— The request —
Extract each line containing the string "values".

— Dataset entries —
** START **

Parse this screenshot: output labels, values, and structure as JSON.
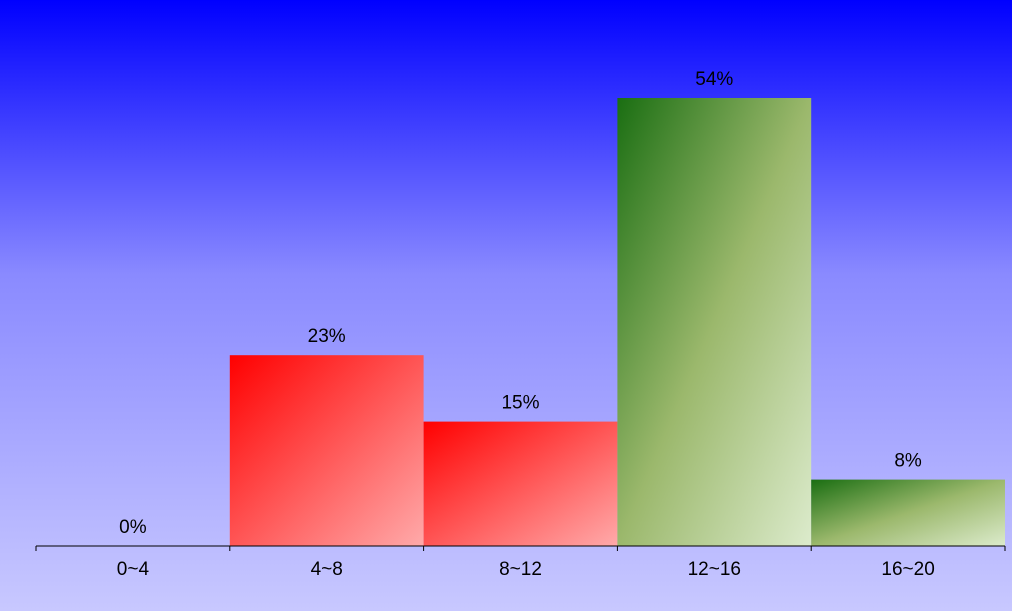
{
  "chart_data": {
    "type": "bar",
    "categories": [
      "0~4",
      "4~8",
      "8~12",
      "12~16",
      "16~20"
    ],
    "values": [
      0,
      23,
      15,
      54,
      8
    ],
    "value_labels": [
      "0%",
      "23%",
      "15%",
      "54%",
      "8%"
    ],
    "series_colors": [
      "red",
      "red",
      "red",
      "green",
      "green"
    ],
    "title": "",
    "xlabel": "",
    "ylabel": "",
    "ylim": [
      0,
      54
    ],
    "grid": false,
    "legend": "none"
  },
  "colors": {
    "background_top": "#0000ff",
    "background_bottom": "#c8c8ff",
    "red_start": "#ff0000",
    "red_end": "#ffaaaa",
    "green_start": "#1a6e12",
    "green_mid": "#9bb86c",
    "green_end": "#dcebcc",
    "axis": "#000000"
  }
}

** END **

— Worked solution —
Parse this screenshot: output labels, values, and structure as JSON.
    "values": [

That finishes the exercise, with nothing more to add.